** Begin Available data **

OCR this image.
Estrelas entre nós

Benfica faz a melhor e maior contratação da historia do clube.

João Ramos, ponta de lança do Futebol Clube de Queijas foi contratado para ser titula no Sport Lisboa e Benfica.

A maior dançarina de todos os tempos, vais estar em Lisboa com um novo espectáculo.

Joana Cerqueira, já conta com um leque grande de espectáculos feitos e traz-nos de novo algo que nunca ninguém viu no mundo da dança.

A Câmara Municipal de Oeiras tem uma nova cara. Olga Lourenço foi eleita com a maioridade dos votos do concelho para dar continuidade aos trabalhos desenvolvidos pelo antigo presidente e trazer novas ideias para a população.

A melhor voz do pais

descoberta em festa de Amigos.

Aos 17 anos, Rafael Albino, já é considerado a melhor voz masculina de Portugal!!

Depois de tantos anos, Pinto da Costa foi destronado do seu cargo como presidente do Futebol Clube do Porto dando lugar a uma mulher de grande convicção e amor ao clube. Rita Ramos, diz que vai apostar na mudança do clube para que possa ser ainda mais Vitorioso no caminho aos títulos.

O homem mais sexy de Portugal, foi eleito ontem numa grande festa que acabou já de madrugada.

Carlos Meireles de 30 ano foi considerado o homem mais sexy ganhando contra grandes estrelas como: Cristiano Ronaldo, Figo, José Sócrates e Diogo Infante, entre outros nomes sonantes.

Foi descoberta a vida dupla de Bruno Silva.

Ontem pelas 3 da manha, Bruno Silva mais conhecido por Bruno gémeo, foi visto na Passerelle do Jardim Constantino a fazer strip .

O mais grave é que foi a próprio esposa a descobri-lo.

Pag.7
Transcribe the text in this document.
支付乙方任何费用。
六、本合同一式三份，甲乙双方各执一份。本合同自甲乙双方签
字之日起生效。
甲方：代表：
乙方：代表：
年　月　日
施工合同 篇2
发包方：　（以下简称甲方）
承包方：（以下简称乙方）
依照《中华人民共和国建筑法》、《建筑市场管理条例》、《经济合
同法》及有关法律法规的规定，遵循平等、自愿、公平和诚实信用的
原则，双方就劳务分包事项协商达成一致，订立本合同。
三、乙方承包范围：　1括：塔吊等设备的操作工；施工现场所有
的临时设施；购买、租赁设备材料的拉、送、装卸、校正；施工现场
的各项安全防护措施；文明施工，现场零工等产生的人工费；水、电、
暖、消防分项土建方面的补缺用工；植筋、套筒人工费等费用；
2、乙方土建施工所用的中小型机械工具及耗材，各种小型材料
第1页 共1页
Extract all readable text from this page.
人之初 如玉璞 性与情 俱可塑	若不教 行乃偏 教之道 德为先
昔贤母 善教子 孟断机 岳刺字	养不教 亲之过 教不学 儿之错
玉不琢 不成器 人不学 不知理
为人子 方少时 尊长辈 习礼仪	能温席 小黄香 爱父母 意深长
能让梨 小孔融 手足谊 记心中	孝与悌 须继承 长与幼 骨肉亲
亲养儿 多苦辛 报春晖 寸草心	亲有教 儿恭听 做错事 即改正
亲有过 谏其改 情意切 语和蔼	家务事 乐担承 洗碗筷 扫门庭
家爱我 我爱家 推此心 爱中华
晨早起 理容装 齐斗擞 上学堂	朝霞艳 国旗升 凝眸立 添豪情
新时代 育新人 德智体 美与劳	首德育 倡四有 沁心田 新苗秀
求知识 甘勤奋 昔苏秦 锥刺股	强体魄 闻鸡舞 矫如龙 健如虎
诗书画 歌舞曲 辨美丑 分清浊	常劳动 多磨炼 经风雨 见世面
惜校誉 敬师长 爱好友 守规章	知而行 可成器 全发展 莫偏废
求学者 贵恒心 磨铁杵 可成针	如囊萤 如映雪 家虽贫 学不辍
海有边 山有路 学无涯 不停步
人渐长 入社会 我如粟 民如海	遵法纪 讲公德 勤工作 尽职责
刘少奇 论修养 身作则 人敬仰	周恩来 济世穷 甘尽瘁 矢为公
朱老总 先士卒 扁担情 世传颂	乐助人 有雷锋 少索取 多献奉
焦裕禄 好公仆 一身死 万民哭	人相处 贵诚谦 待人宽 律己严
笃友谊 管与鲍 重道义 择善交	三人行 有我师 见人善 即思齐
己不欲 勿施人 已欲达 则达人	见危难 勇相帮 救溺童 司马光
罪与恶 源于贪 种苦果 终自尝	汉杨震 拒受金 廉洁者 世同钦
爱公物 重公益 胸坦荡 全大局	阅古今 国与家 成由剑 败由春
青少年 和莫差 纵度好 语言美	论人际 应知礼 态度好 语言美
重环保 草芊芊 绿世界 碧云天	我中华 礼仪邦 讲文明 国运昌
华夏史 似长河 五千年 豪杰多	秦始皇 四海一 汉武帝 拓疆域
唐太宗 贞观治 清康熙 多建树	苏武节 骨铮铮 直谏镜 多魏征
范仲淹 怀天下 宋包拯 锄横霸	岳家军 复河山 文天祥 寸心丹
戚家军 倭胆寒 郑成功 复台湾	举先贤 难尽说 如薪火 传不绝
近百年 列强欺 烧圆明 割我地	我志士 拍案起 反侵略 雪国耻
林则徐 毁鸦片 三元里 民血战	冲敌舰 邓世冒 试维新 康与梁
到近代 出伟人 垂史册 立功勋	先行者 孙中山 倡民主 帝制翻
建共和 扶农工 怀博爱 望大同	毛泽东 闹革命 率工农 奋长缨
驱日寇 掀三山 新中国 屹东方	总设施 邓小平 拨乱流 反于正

** End Available data **

Select the lines from the entries that include the word "Lisboa".

João Ramos, ponta de lança do Futebol Clube de Queijas foi contratado para ser titula no Sport Lisboa e Benfica.
A maior dançarina de todos os tempos, vais estar em Lisboa com um novo espectáculo.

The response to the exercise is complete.